— START Records provided —

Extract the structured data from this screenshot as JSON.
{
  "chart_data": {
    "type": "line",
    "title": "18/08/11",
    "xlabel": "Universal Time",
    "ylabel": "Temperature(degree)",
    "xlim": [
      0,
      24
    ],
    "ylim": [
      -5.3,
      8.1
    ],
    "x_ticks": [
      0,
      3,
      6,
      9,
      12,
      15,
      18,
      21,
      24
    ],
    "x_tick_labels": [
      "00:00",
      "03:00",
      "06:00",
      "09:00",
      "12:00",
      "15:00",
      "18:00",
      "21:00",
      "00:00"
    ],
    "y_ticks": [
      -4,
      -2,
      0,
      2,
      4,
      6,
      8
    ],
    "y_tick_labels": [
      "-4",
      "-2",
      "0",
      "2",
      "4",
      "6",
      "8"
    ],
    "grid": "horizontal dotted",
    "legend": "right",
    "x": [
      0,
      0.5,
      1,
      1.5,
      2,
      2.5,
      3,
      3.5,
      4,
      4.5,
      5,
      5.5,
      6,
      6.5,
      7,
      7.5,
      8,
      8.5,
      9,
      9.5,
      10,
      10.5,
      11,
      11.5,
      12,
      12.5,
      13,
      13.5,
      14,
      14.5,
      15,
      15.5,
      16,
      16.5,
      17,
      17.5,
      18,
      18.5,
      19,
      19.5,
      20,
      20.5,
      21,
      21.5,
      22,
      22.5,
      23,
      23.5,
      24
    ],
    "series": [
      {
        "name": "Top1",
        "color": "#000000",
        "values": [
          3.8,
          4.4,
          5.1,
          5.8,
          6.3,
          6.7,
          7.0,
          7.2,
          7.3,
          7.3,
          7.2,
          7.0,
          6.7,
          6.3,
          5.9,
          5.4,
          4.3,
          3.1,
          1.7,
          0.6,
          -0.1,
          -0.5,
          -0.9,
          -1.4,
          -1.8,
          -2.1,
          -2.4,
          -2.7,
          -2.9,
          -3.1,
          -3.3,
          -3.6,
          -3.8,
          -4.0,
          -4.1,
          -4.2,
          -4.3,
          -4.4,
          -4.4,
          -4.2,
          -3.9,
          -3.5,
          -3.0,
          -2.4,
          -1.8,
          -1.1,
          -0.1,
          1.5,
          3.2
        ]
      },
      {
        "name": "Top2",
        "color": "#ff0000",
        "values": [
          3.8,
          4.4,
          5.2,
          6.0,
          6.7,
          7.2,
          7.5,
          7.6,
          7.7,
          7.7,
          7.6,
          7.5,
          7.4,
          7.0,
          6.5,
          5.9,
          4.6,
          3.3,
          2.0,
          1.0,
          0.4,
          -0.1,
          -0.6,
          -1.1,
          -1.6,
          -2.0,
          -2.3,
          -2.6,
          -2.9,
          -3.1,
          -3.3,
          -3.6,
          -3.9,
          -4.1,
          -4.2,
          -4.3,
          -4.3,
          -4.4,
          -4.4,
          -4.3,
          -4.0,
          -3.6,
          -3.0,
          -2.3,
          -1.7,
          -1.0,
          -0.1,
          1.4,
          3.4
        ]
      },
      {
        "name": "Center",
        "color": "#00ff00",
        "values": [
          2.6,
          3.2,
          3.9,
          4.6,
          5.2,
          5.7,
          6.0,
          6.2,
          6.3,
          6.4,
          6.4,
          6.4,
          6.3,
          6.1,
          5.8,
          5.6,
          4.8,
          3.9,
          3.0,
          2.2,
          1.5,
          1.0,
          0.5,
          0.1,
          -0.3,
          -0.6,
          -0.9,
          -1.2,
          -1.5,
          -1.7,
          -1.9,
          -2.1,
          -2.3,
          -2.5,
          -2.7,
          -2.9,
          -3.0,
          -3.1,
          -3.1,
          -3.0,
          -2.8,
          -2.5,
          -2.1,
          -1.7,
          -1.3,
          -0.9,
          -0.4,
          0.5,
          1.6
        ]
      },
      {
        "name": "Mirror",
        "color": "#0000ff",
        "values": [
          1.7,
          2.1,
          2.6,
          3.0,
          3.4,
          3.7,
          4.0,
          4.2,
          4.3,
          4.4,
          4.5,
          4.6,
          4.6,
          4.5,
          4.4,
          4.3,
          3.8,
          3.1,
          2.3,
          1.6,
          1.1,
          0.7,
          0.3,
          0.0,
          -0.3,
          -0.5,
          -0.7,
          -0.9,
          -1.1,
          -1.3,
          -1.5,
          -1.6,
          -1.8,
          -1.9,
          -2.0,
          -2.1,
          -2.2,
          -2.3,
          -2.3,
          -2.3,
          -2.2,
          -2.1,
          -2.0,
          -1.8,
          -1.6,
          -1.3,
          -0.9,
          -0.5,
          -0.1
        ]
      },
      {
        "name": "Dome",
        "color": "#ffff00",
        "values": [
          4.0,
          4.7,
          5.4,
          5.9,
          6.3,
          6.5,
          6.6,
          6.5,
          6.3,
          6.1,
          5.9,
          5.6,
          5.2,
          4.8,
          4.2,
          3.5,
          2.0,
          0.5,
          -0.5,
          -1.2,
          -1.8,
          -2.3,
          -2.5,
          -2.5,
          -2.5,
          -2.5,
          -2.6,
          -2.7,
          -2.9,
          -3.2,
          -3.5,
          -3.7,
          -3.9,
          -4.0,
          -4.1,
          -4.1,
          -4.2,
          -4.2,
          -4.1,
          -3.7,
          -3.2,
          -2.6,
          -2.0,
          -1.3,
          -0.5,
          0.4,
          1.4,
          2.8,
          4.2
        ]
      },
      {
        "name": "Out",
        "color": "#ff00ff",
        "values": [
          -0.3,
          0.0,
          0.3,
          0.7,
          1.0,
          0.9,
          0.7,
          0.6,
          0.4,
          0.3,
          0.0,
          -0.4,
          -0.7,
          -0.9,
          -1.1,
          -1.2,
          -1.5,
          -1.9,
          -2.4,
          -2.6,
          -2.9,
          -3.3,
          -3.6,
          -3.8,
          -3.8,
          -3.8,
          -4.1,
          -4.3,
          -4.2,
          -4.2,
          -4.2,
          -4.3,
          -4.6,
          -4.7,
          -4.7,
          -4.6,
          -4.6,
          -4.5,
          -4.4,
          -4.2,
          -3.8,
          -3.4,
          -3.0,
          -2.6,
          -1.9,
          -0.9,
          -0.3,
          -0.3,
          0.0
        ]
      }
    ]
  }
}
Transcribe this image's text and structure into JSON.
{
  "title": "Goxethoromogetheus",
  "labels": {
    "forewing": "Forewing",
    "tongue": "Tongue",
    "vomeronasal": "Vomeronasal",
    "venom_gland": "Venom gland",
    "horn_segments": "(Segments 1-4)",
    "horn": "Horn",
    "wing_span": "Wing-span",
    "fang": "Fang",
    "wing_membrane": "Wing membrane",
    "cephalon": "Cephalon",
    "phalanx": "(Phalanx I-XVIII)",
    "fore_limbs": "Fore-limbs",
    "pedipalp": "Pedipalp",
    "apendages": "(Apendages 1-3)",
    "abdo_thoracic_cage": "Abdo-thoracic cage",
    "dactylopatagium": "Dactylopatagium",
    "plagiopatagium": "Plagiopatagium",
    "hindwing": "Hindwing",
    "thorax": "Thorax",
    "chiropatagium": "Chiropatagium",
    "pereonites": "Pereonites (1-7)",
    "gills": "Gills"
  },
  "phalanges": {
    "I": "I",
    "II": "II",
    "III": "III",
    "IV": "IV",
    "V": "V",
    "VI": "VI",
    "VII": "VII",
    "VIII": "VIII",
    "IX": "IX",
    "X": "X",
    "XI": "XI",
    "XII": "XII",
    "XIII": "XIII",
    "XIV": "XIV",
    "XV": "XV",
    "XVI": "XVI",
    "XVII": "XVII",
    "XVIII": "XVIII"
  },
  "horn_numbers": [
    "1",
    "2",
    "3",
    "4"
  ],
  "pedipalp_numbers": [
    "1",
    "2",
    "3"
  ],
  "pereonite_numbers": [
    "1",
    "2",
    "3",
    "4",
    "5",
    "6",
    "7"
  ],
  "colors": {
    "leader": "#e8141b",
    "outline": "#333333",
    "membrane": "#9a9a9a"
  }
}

— END Records provided —

## Exercise directions:
Please quote exactly the lines from the one containing "Transcribe this image's" through the last line of the records above, both included, and nothing else.

## Result of this task:
Transcribe this image's text and structure into JSON.
{
  "title": "Goxethoromogetheus",
  "labels": {
    "forewing": "Forewing",
    "tongue": "Tongue",
    "vomeronasal": "Vomeronasal",
    "venom_gland": "Venom gland",
    "horn_segments": "(Segments 1-4)",
    "horn": "Horn",
    "wing_span": "Wing-span",
    "fang": "Fang",
    "wing_membrane": "Wing membrane",
    "cephalon": "Cephalon",
    "phalanx": "(Phalanx I-XVIII)",
    "fore_limbs": "Fore-limbs",
    "pedipalp": "Pedipalp",
    "apendages": "(Apendages 1-3)",
    "abdo_thoracic_cage": "Abdo-thoracic cage",
    "dactylopatagium": "Dactylopatagium",
    "plagiopatagium": "Plagiopatagium",
    "hindwing": "Hindwing",
    "thorax": "Thorax",
    "chiropatagium": "Chiropatagium",
    "pereonites": "Pereonites (1-7)",
    "gills": "Gills"
  },
  "phalanges": {
    "I": "I",
    "II": "II",
    "III": "III",
    "IV": "IV",
    "V": "V",
    "VI": "VI",
    "VII": "VII",
    "VIII": "VIII",
    "IX": "IX",
    "X": "X",
    "XI": "XI",
    "XII": "XII",
    "XIII": "XIII",
    "XIV": "XIV",
    "XV": "XV",
    "XVI": "XVI",
    "XVII": "XVII",
    "XVIII": "XVIII"
  },
  "horn_numbers": [
    "1",
    "2",
    "3",
    "4"
  ],
  "pedipalp_numbers": [
    "1",
    "2",
    "3"
  ],
  "pereonite_numbers": [
    "1",
    "2",
    "3",
    "4",
    "5",
    "6",
    "7"
  ],
  "colors": {
    "leader": "#e8141b",
    "outline": "#333333",
    "membrane": "#9a9a9a"
  }
}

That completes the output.